# Exercise directions
Only the number is needed: how many lines of the records include "free"?

# Dataset records
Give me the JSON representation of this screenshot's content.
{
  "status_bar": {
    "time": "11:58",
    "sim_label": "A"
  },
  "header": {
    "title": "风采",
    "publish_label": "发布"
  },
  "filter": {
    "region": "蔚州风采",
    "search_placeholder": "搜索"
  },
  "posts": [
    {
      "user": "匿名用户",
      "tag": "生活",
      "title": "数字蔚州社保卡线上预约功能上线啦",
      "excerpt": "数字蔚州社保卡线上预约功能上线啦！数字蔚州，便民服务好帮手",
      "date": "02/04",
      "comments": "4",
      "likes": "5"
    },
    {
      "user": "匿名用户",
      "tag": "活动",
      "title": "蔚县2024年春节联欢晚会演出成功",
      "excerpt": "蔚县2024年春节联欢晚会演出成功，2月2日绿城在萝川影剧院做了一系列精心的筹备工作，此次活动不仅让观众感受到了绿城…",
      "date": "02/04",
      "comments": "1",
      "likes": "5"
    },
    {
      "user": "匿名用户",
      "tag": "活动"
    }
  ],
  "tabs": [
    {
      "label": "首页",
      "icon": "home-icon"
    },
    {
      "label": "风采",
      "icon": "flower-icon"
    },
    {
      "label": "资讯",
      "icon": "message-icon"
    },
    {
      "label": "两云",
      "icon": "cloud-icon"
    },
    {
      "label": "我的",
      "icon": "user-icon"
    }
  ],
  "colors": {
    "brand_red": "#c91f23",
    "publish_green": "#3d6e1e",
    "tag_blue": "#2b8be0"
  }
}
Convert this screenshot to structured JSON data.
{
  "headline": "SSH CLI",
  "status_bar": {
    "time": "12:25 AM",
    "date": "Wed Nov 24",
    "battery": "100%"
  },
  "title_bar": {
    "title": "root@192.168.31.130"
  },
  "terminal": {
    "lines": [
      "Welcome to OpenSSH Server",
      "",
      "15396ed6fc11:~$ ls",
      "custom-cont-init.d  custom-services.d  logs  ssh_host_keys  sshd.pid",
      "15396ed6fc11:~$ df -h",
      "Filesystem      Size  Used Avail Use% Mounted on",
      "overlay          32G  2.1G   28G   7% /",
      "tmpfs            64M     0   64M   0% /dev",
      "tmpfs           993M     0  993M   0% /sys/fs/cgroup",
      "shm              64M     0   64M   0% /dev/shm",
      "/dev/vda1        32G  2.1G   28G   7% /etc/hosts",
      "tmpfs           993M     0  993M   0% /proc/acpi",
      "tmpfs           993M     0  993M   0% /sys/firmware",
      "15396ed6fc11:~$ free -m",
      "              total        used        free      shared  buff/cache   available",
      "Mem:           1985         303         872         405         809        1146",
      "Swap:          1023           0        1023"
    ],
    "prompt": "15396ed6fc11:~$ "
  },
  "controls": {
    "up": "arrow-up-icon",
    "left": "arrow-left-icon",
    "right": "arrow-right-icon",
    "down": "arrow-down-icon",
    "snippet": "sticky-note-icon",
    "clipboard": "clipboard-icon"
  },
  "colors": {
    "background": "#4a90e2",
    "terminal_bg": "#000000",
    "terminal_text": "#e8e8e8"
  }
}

# Full answer
2